** THE TASK **
Copy out every line in which the string "Standard" occurs.

** INPUT FOR THIS TASK **
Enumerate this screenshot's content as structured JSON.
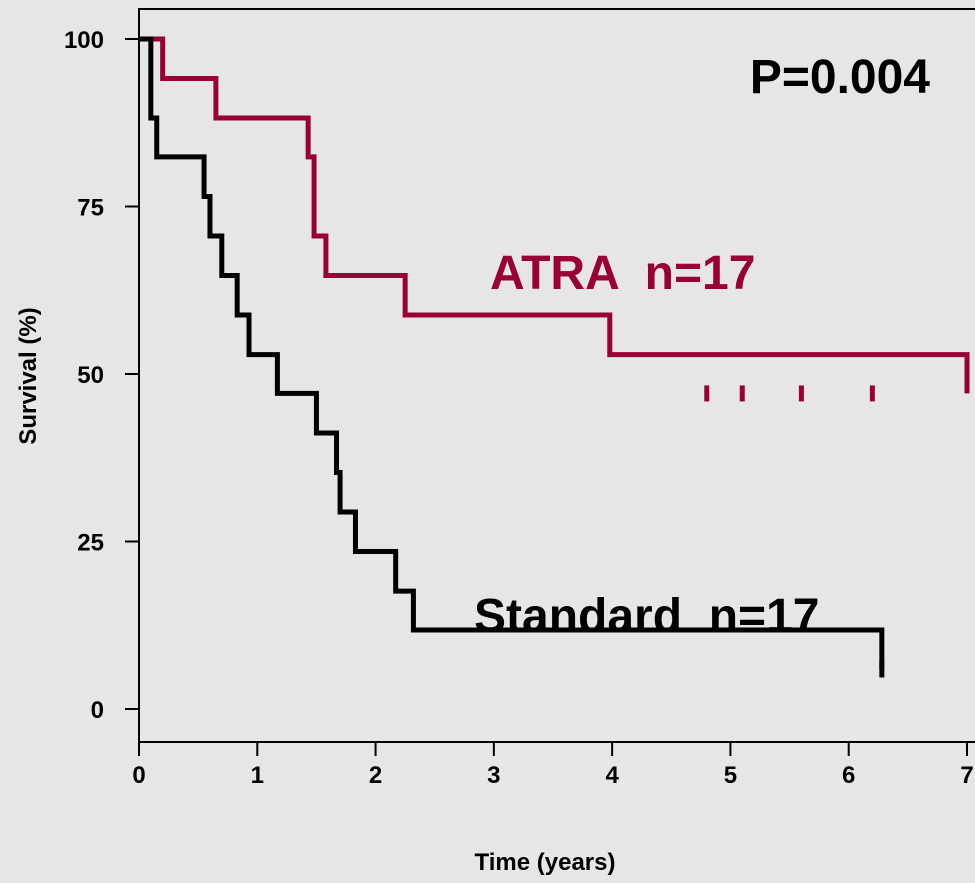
{
  "chart_data": {
    "type": "line",
    "step": true,
    "title": "",
    "xlabel": "Time (years)",
    "ylabel": "Survival (%)",
    "xlim": [
      0,
      7
    ],
    "ylim": [
      0,
      100
    ],
    "x_ticks": [
      "0",
      "1",
      "2",
      "3",
      "4",
      "5",
      "6",
      "7"
    ],
    "y_ticks": [
      "0",
      "25",
      "50",
      "75",
      "100"
    ],
    "grid": false,
    "annotations": {
      "pvalue": "P=0.004",
      "atra_label": "ATRA  n=17",
      "standard_label": "Standard  n=17"
    },
    "series": [
      {
        "name": "ATRA",
        "color": "#990033",
        "x": [
          0,
          0.18,
          0.2,
          0.65,
          1.43,
          1.48,
          1.58,
          2.25,
          3.98,
          7
        ],
        "y": [
          100,
          100,
          94.1,
          88.2,
          82.4,
          70.6,
          64.7,
          58.8,
          52.9,
          47.1
        ],
        "censored_x": [
          4.8,
          5.1,
          5.6,
          6.2
        ]
      },
      {
        "name": "Standard",
        "color": "#000000",
        "x": [
          0,
          0.08,
          0.1,
          0.15,
          0.55,
          0.6,
          0.7,
          0.83,
          0.93,
          1.17,
          1.5,
          1.67,
          1.7,
          1.83,
          2.17,
          2.32,
          6.28
        ],
        "y": [
          100,
          100,
          88.2,
          82.4,
          76.5,
          70.6,
          64.7,
          58.8,
          52.9,
          47.1,
          41.2,
          35.3,
          29.4,
          23.5,
          17.6,
          11.8,
          5.9
        ],
        "censored_x": [
          6.28
        ]
      }
    ]
  }
}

** EXPECTED OUTPUT **
      "standard_label": "Standard  n=17"
        "name": "Standard",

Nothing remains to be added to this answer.